## Short task
Write the data out again exactly, with no pictures.

## Source material
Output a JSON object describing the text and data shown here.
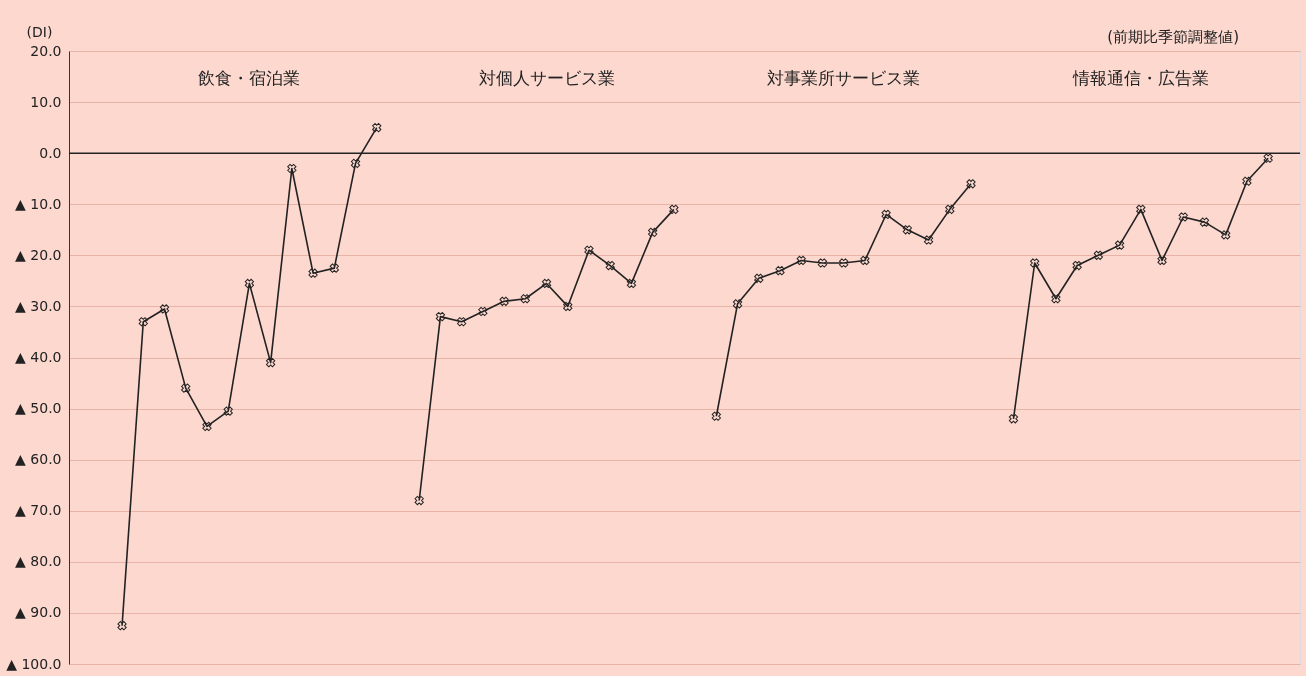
{
  "chart_data": {
    "type": "line",
    "ylabel": "(DI)",
    "annotations": [
      "飲食・宿泊業",
      "対個人サービス業",
      "対事業所サービス業",
      "情報通信・広告業",
      "(前期比季節調整値)"
    ],
    "categories": [
      null,
      null,
      null,
      null,
      null,
      null,
      null,
      null,
      null,
      null,
      null,
      null,
      null,
      null,
      null,
      null,
      null,
      null,
      null,
      null,
      null,
      null,
      null,
      null,
      null,
      null,
      null,
      null,
      null,
      null,
      null,
      null,
      null,
      null,
      null,
      null,
      null,
      null,
      null,
      null,
      null,
      null,
      null,
      null,
      null,
      null,
      null,
      null,
      null,
      null,
      null,
      null,
      null,
      null,
      null,
      null,
      null,
      null
    ],
    "series": [
      {
        "color": "#222222",
        "values": [
          null,
          null,
          -92.5,
          -33,
          -30.5,
          -46,
          -53.5,
          -50.5,
          -25.5,
          -41,
          -3,
          -23.5,
          -22.5,
          -2,
          5,
          null,
          null,
          null,
          null,
          null,
          null,
          null,
          null,
          null,
          null,
          null,
          null,
          null,
          null,
          null,
          null,
          null,
          null,
          null,
          null,
          null,
          null,
          null,
          null,
          null,
          null,
          null,
          null,
          null,
          null,
          null,
          null,
          null,
          null,
          null,
          null,
          null,
          null,
          null,
          null,
          null,
          null,
          null
        ]
      },
      {
        "color": "#222222",
        "values": [
          null,
          null,
          null,
          null,
          null,
          null,
          null,
          null,
          null,
          null,
          null,
          null,
          null,
          null,
          null,
          null,
          -68,
          -32,
          -33,
          -31,
          -29,
          -28.5,
          -25.5,
          -30,
          -19,
          -22,
          -25.5,
          -15.5,
          -11,
          null,
          null,
          null,
          null,
          null,
          null,
          null,
          null,
          null,
          null,
          null,
          null,
          null,
          null,
          null,
          null,
          null,
          null,
          null,
          null,
          null,
          null,
          null,
          null,
          null,
          null,
          null,
          null,
          null
        ]
      },
      {
        "color": "#222222",
        "values": [
          null,
          null,
          null,
          null,
          null,
          null,
          null,
          null,
          null,
          null,
          null,
          null,
          null,
          null,
          null,
          null,
          null,
          null,
          null,
          null,
          null,
          null,
          null,
          null,
          null,
          null,
          null,
          null,
          null,
          null,
          -51.5,
          -29.5,
          -24.5,
          -23,
          -21,
          -21.5,
          -21.5,
          -21,
          -12,
          -15,
          -17,
          -11,
          -6,
          null,
          null,
          null,
          null,
          null,
          null,
          null,
          null,
          null,
          null,
          null,
          null,
          null,
          null,
          null
        ]
      },
      {
        "color": "#222222",
        "values": [
          null,
          null,
          null,
          null,
          null,
          null,
          null,
          null,
          null,
          null,
          null,
          null,
          null,
          null,
          null,
          null,
          null,
          null,
          null,
          null,
          null,
          null,
          null,
          null,
          null,
          null,
          null,
          null,
          null,
          null,
          null,
          null,
          null,
          null,
          null,
          null,
          null,
          null,
          null,
          null,
          null,
          null,
          null,
          null,
          -52,
          -21.5,
          -28.5,
          -22,
          -20,
          -18,
          -11,
          -21,
          -12.5,
          -13.5,
          -16,
          -5.5,
          -1,
          null
        ]
      }
    ],
    "ylim": [
      -100,
      20
    ],
    "yticks": [
      {
        "value": 20,
        "label": "20.0"
      },
      {
        "value": 10,
        "label": "10.0"
      },
      {
        "value": 0,
        "label": "0.0"
      },
      {
        "value": -10,
        "label": "▲ 10.0"
      },
      {
        "value": -20,
        "label": "▲ 20.0"
      },
      {
        "value": -30,
        "label": "▲ 30.0"
      },
      {
        "value": -40,
        "label": "▲ 40.0"
      },
      {
        "value": -50,
        "label": "▲ 50.0"
      },
      {
        "value": -60,
        "label": "▲ 60.0"
      },
      {
        "value": -70,
        "label": "▲ 70.0"
      },
      {
        "value": -80,
        "label": "▲ 80.0"
      },
      {
        "value": -90,
        "label": "▲ 90.0"
      },
      {
        "value": -100,
        "label": "▲ 100.0"
      }
    ],
    "tick_labels": "y",
    "ref_lines": [
      {
        "axis": "y",
        "value": 0,
        "color": "#222222",
        "line_style": "solid"
      }
    ],
    "grid": "y",
    "marker": "cross",
    "line_style": "solid"
  }
}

## Result for this task
Output a JSON object describing the text and data shown here.
{
  "chart_data": {
    "type": "line",
    "ylabel": "(DI)",
    "annotations": [
      "飲食・宿泊業",
      "対個人サービス業",
      "対事業所サービス業",
      "情報通信・広告業",
      "(前期比季節調整値)"
    ],
    "categories": [
      null,
      null,
      null,
      null,
      null,
      null,
      null,
      null,
      null,
      null,
      null,
      null,
      null,
      null,
      null,
      null,
      null,
      null,
      null,
      null,
      null,
      null,
      null,
      null,
      null,
      null,
      null,
      null,
      null,
      null,
      null,
      null,
      null,
      null,
      null,
      null,
      null,
      null,
      null,
      null,
      null,
      null,
      null,
      null,
      null,
      null,
      null,
      null,
      null,
      null,
      null,
      null,
      null,
      null,
      null,
      null,
      null,
      null
    ],
    "series": [
      {
        "color": "#222222",
        "values": [
          null,
          null,
          -92.5,
          -33,
          -30.5,
          -46,
          -53.5,
          -50.5,
          -25.5,
          -41,
          -3,
          -23.5,
          -22.5,
          -2,
          5,
          null,
          null,
          null,
          null,
          null,
          null,
          null,
          null,
          null,
          null,
          null,
          null,
          null,
          null,
          null,
          null,
          null,
          null,
          null,
          null,
          null,
          null,
          null,
          null,
          null,
          null,
          null,
          null,
          null,
          null,
          null,
          null,
          null,
          null,
          null,
          null,
          null,
          null,
          null,
          null,
          null,
          null,
          null
        ]
      },
      {
        "color": "#222222",
        "values": [
          null,
          null,
          null,
          null,
          null,
          null,
          null,
          null,
          null,
          null,
          null,
          null,
          null,
          null,
          null,
          null,
          -68,
          -32,
          -33,
          -31,
          -29,
          -28.5,
          -25.5,
          -30,
          -19,
          -22,
          -25.5,
          -15.5,
          -11,
          null,
          null,
          null,
          null,
          null,
          null,
          null,
          null,
          null,
          null,
          null,
          null,
          null,
          null,
          null,
          null,
          null,
          null,
          null,
          null,
          null,
          null,
          null,
          null,
          null,
          null,
          null,
          null,
          null
        ]
      },
      {
        "color": "#222222",
        "values": [
          null,
          null,
          null,
          null,
          null,
          null,
          null,
          null,
          null,
          null,
          null,
          null,
          null,
          null,
          null,
          null,
          null,
          null,
          null,
          null,
          null,
          null,
          null,
          null,
          null,
          null,
          null,
          null,
          null,
          null,
          -51.5,
          -29.5,
          -24.5,
          -23,
          -21,
          -21.5,
          -21.5,
          -21,
          -12,
          -15,
          -17,
          -11,
          -6,
          null,
          null,
          null,
          null,
          null,
          null,
          null,
          null,
          null,
          null,
          null,
          null,
          null,
          null,
          null
        ]
      },
      {
        "color": "#222222",
        "values": [
          null,
          null,
          null,
          null,
          null,
          null,
          null,
          null,
          null,
          null,
          null,
          null,
          null,
          null,
          null,
          null,
          null,
          null,
          null,
          null,
          null,
          null,
          null,
          null,
          null,
          null,
          null,
          null,
          null,
          null,
          null,
          null,
          null,
          null,
          null,
          null,
          null,
          null,
          null,
          null,
          null,
          null,
          null,
          null,
          -52,
          -21.5,
          -28.5,
          -22,
          -20,
          -18,
          -11,
          -21,
          -12.5,
          -13.5,
          -16,
          -5.5,
          -1,
          null
        ]
      }
    ],
    "ylim": [
      -100,
      20
    ],
    "yticks": [
      {
        "value": 20,
        "label": "20.0"
      },
      {
        "value": 10,
        "label": "10.0"
      },
      {
        "value": 0,
        "label": "0.0"
      },
      {
        "value": -10,
        "label": "▲ 10.0"
      },
      {
        "value": -20,
        "label": "▲ 20.0"
      },
      {
        "value": -30,
        "label": "▲ 30.0"
      },
      {
        "value": -40,
        "label": "▲ 40.0"
      },
      {
        "value": -50,
        "label": "▲ 50.0"
      },
      {
        "value": -60,
        "label": "▲ 60.0"
      },
      {
        "value": -70,
        "label": "▲ 70.0"
      },
      {
        "value": -80,
        "label": "▲ 80.0"
      },
      {
        "value": -90,
        "label": "▲ 90.0"
      },
      {
        "value": -100,
        "label": "▲ 100.0"
      }
    ],
    "tick_labels": "y",
    "ref_lines": [
      {
        "axis": "y",
        "value": 0,
        "color": "#222222",
        "line_style": "solid"
      }
    ],
    "grid": "y",
    "marker": "cross",
    "line_style": "solid"
  }
}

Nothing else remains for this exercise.